## WHAT YOU ARE ASKED TO DO
Repeat each entry exactly and drop the pictures.
──────
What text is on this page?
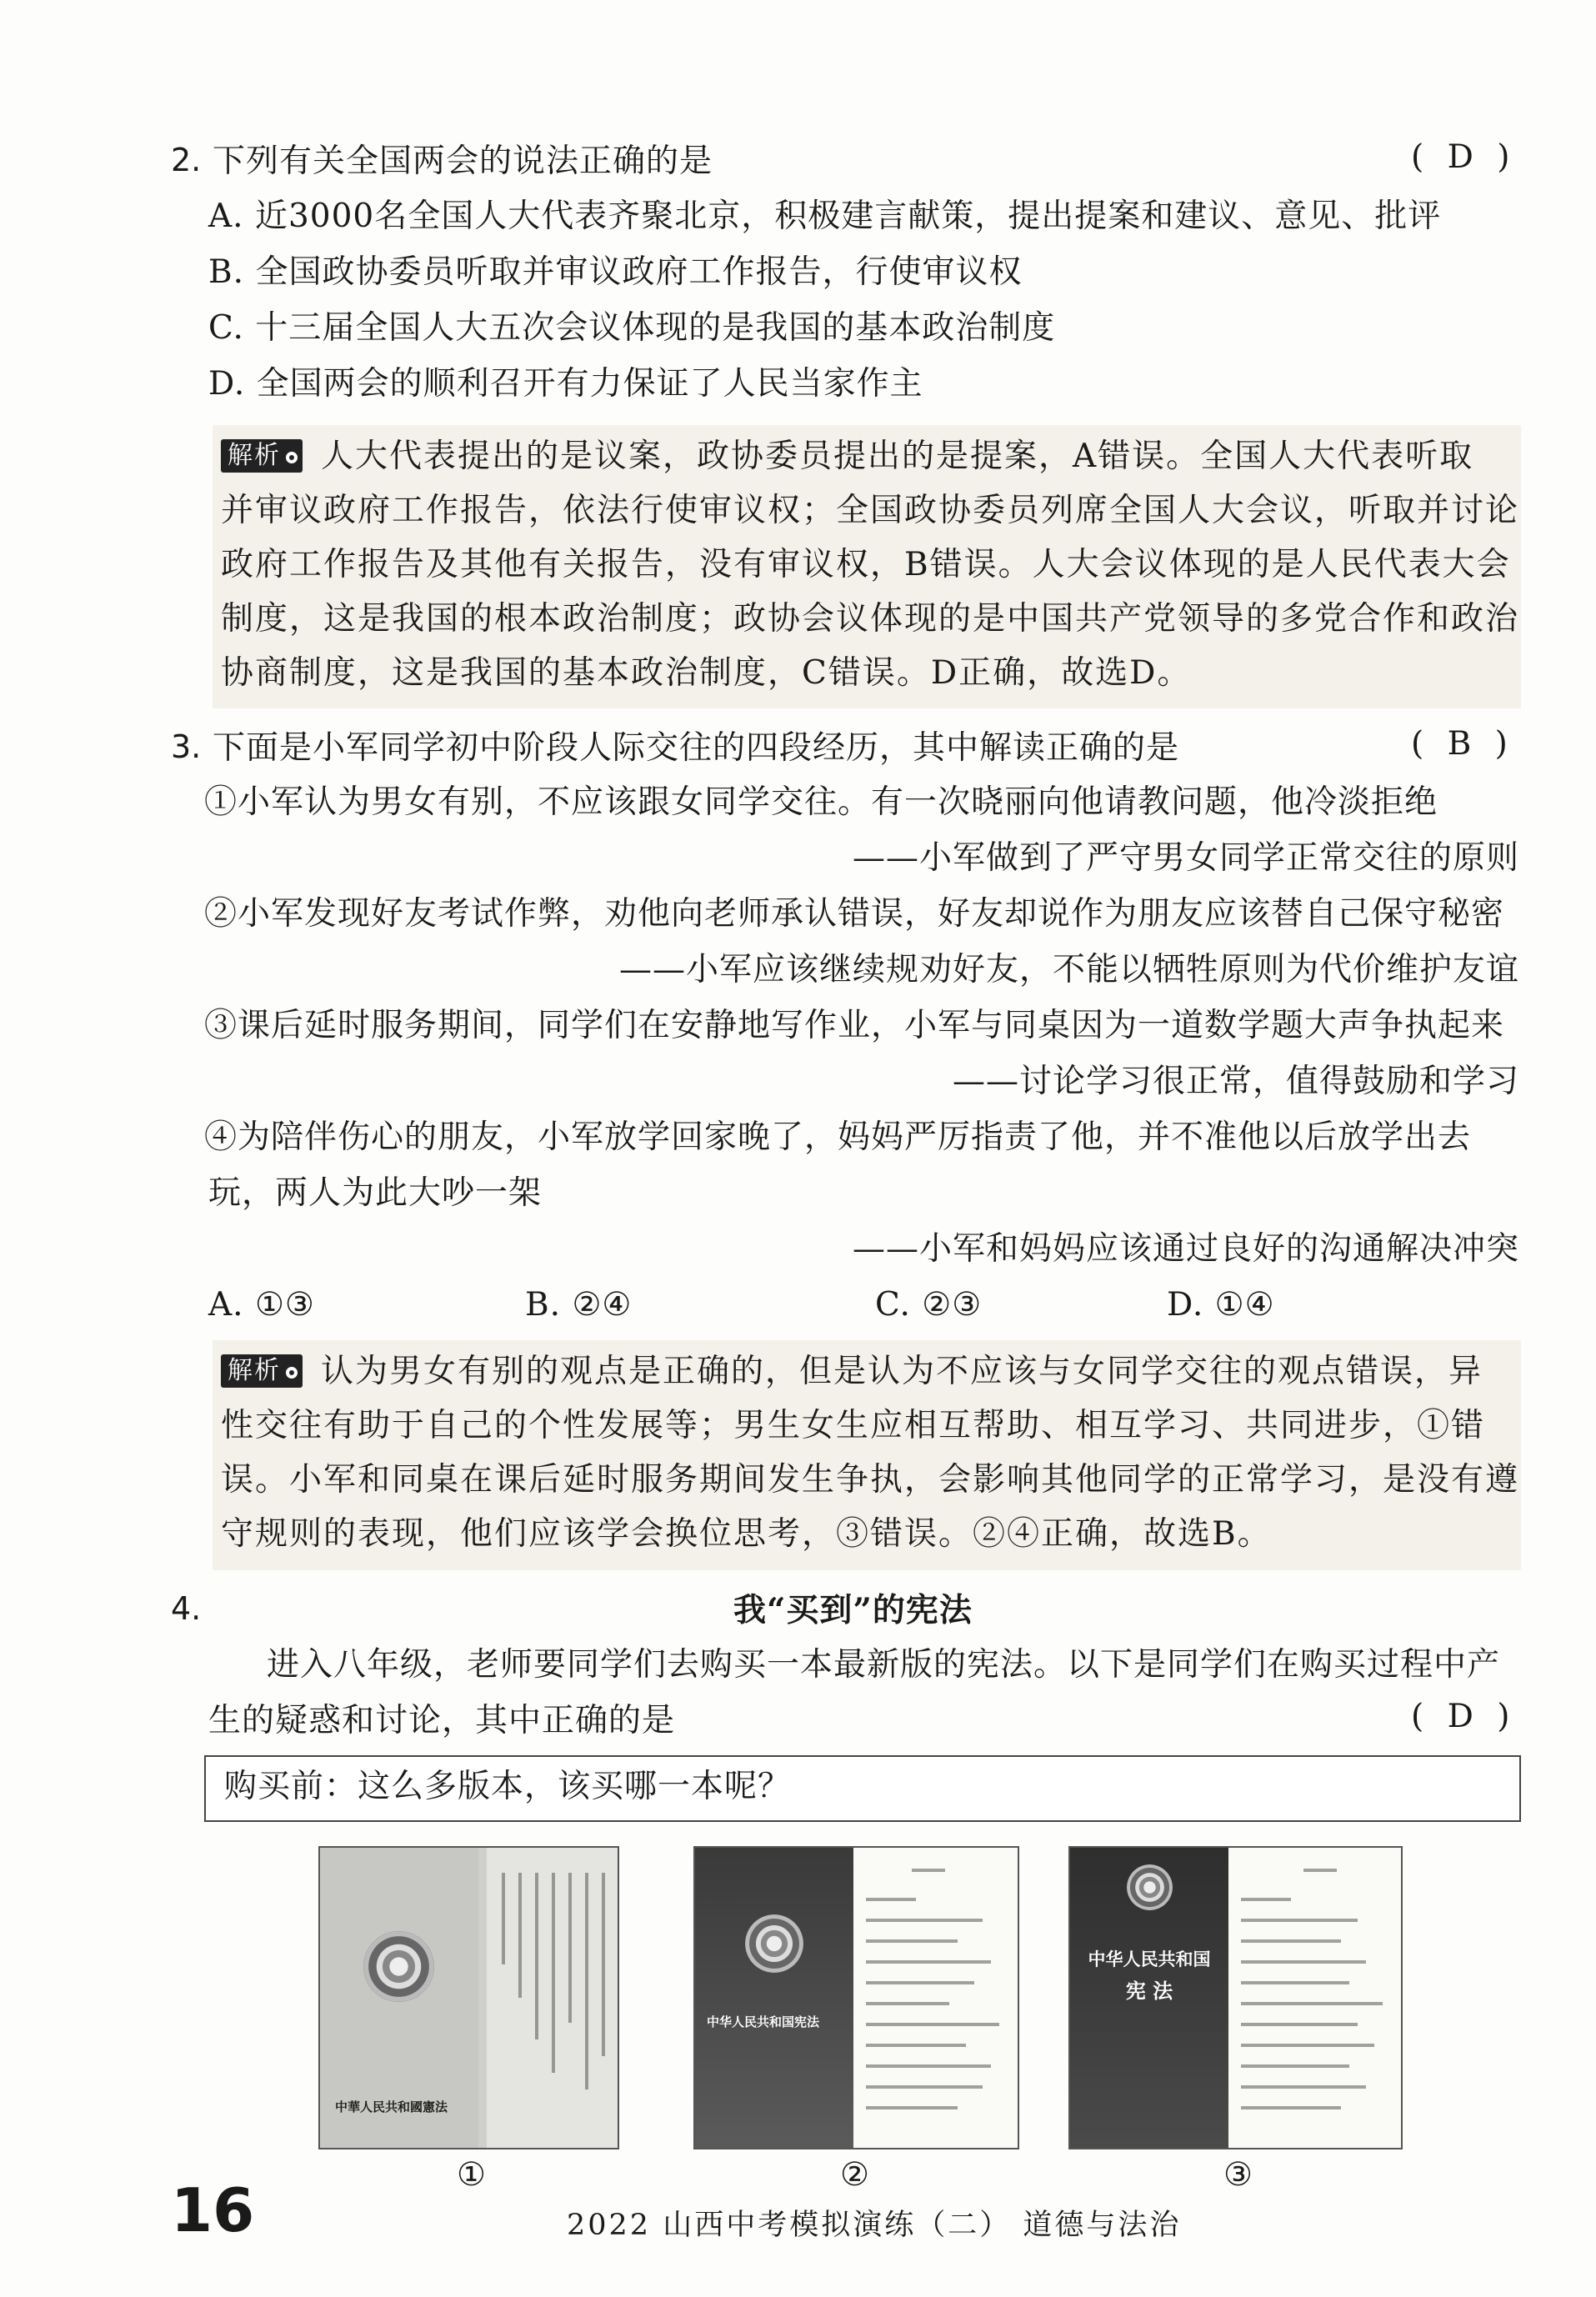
2. 下列有关全国两会的说法正确的是	( D )
A. 近3000名全国人大代表齐聚北京，积极建言献策，提出提案和建议、意见、批评
B. 全国政协委员听取并审议政府工作报告，行使审议权
C. 十三届全国人大五次会议体现的是我国的基本政治制度
D. 全国两会的顺利召开有力保证了人民当家作主
解析 人大代表提出的是议案，政协委员提出的是提案，A错误。全国人大代表听取
并审议政府工作报告，依法行使审议权；全国政协委员列席全国人大会议，听取并讨论
政府工作报告及其他有关报告，没有审议权，B错误。人大会议体现的是人民代表大会
制度，这是我国的根本政治制度；政协会议体现的是中国共产党领导的多党合作和政治
协商制度，这是我国的基本政治制度，C错误。D正确，故选D。
3. 下面是小军同学初中阶段人际交往的四段经历，其中解读正确的是	( B )
①小军认为男女有别，不应该跟女同学交往。有一次晓丽向他请教问题，他冷淡拒绝
——小军做到了严守男女同学正常交往的原则
②小军发现好友考试作弊，劝他向老师承认错误，好友却说作为朋友应该替自己保守秘密
——小军应该继续规劝好友，不能以牺牲原则为代价维护友谊
③课后延时服务期间，同学们在安静地写作业，小军与同桌因为一道数学题大声争执起来
——讨论学习很正常，值得鼓励和学习
④为陪伴伤心的朋友，小军放学回家晚了，妈妈严厉指责了他，并不准他以后放学出去
玩，两人为此大吵一架
——小军和妈妈应该通过良好的沟通解决冲突
A. ①③	B. ②④	C. ②③	D. ①④
解析 认为男女有别的观点是正确的，但是认为不应该与女同学交往的观点错误，异
性交往有助于自己的个性发展等；男生女生应相互帮助、相互学习、共同进步，①错
误。小军和同桌在课后延时服务期间发生争执，会影响其他同学的正常学习，是没有遵
守规则的表现，他们应该学会换位思考，③错误。②④正确，故选B。
4.	我“买到”的宪法
进入八年级，老师要同学们去购买一本最新版的宪法。以下是同学们在购买过程中产
生的疑惑和讨论，其中正确的是	( D )
购买前：这么多版本，该买哪一本呢？
中華人民共和國憲法
①
中华人民共和国宪法
②
中华人民共和国
宪 法
③
16	2022 山西中考模拟演练（二） 道德与法治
──────
## CORRECT RESULT
What text is on this page?
2. 下列有关全国两会的说法正确的是	( D )
A. 近3000名全国人大代表齐聚北京，积极建言献策，提出提案和建议、意见、批评
B. 全国政协委员听取并审议政府工作报告，行使审议权
C. 十三届全国人大五次会议体现的是我国的基本政治制度
D. 全国两会的顺利召开有力保证了人民当家作主
解析 人大代表提出的是议案，政协委员提出的是提案，A错误。全国人大代表听取
并审议政府工作报告，依法行使审议权；全国政协委员列席全国人大会议，听取并讨论
政府工作报告及其他有关报告，没有审议权，B错误。人大会议体现的是人民代表大会
制度，这是我国的根本政治制度；政协会议体现的是中国共产党领导的多党合作和政治
协商制度，这是我国的基本政治制度，C错误。D正确，故选D。
3. 下面是小军同学初中阶段人际交往的四段经历，其中解读正确的是	( B )
①小军认为男女有别，不应该跟女同学交往。有一次晓丽向他请教问题，他冷淡拒绝
——小军做到了严守男女同学正常交往的原则
②小军发现好友考试作弊，劝他向老师承认错误，好友却说作为朋友应该替自己保守秘密
——小军应该继续规劝好友，不能以牺牲原则为代价维护友谊
③课后延时服务期间，同学们在安静地写作业，小军与同桌因为一道数学题大声争执起来
——讨论学习很正常，值得鼓励和学习
④为陪伴伤心的朋友，小军放学回家晚了，妈妈严厉指责了他，并不准他以后放学出去
玩，两人为此大吵一架
——小军和妈妈应该通过良好的沟通解决冲突
A. ①③	B. ②④	C. ②③	D. ①④
解析 认为男女有别的观点是正确的，但是认为不应该与女同学交往的观点错误，异
性交往有助于自己的个性发展等；男生女生应相互帮助、相互学习、共同进步，①错
误。小军和同桌在课后延时服务期间发生争执，会影响其他同学的正常学习，是没有遵
守规则的表现，他们应该学会换位思考，③错误。②④正确，故选B。
4.	我“买到”的宪法
进入八年级，老师要同学们去购买一本最新版的宪法。以下是同学们在购买过程中产
生的疑惑和讨论，其中正确的是	( D )
购买前：这么多版本，该买哪一本呢？
中華人民共和國憲法
①
中华人民共和国宪法
②
中华人民共和国
宪 法
③
16	2022 山西中考模拟演练（二） 道德与法治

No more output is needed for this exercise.